→ Provided entries:
------------------------------------------------
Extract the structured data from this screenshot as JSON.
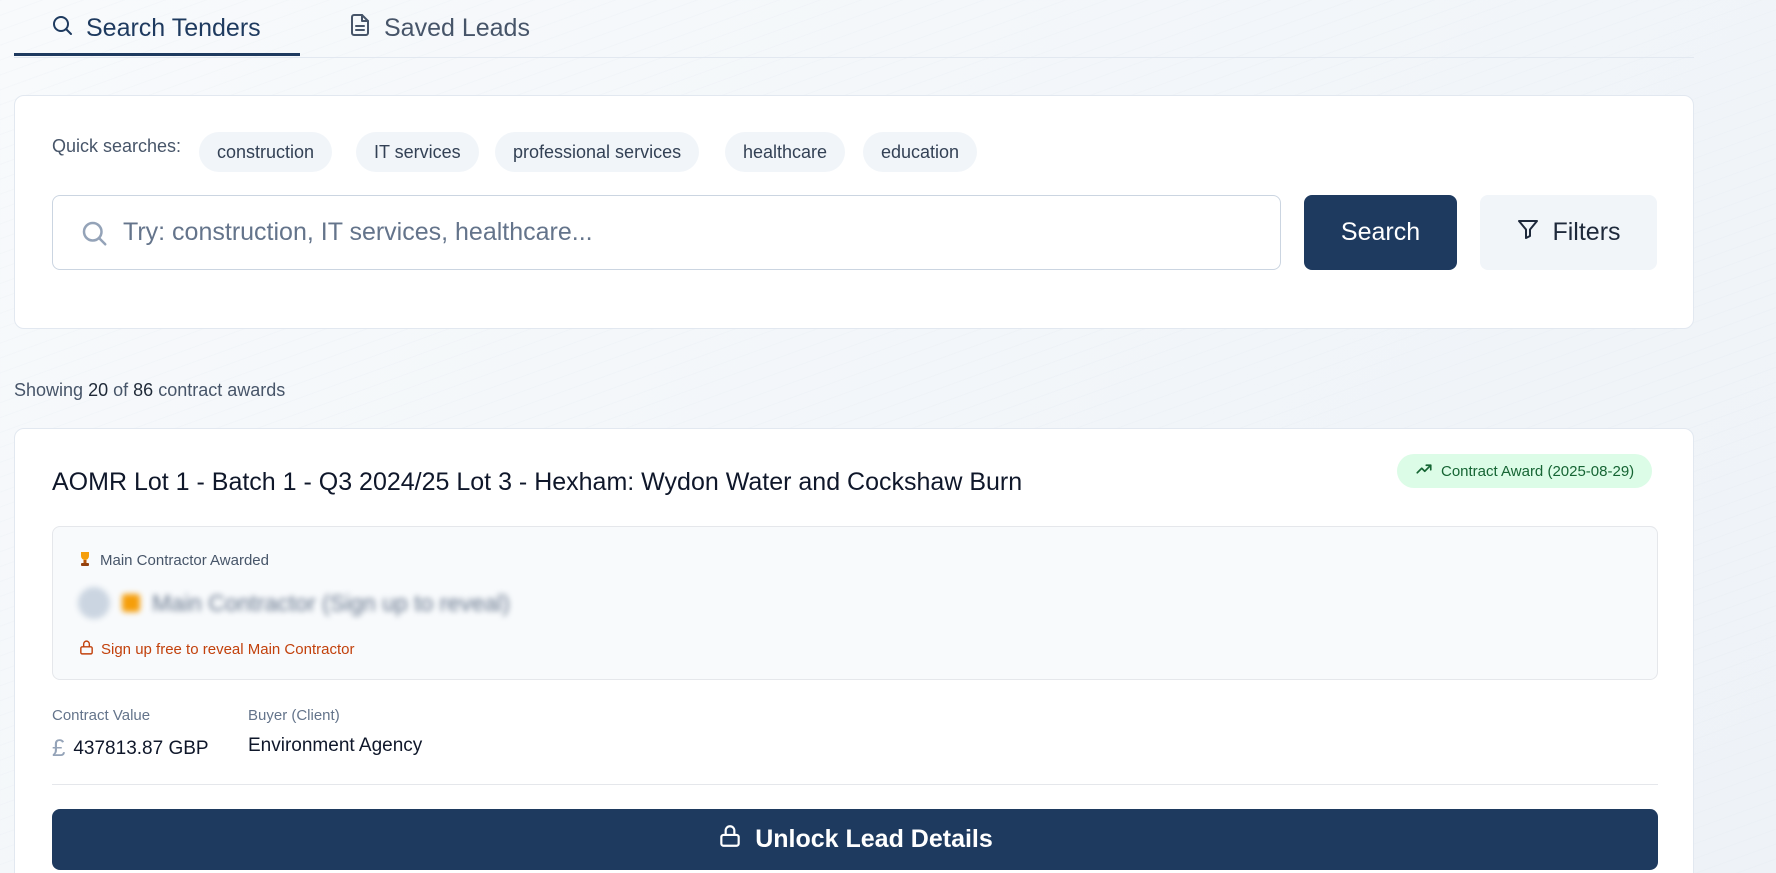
------------------------------------------------
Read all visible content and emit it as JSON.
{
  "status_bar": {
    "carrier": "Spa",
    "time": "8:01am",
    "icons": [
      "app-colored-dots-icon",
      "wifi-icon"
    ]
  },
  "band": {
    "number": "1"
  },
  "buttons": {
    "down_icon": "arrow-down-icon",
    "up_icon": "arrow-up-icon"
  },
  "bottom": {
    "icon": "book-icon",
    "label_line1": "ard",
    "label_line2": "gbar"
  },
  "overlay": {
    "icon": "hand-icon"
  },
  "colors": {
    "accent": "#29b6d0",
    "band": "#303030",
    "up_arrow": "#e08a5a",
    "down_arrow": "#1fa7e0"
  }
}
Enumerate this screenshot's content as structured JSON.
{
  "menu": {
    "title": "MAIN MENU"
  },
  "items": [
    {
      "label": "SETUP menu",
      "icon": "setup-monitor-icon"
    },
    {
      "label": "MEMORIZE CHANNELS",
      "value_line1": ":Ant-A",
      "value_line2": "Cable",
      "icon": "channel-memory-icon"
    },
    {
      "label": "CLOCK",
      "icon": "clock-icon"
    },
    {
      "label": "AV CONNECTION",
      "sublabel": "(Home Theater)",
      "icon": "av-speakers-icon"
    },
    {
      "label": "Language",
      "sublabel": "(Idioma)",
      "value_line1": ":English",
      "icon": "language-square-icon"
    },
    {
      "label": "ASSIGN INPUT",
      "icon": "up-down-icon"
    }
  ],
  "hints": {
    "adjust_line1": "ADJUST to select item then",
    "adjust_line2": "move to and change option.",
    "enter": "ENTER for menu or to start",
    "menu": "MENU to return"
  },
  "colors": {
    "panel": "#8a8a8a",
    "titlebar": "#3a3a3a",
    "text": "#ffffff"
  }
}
------------------------------------------------
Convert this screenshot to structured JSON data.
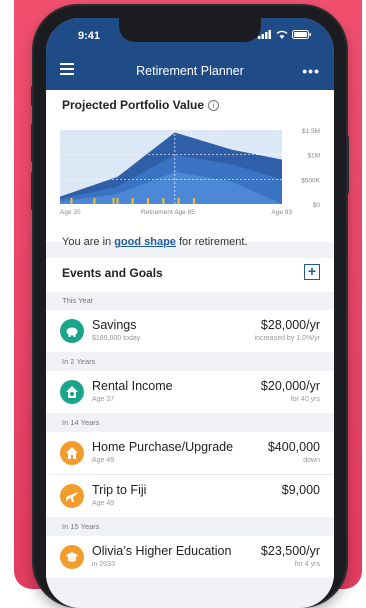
------------------------------------------------
→ Work required: Scan the records above for the string "data", then select every line that holds it.

→ Result of the exercise:
Extract the structured data from this screenshot as JSON.
Convert this screenshot to structured JSON data.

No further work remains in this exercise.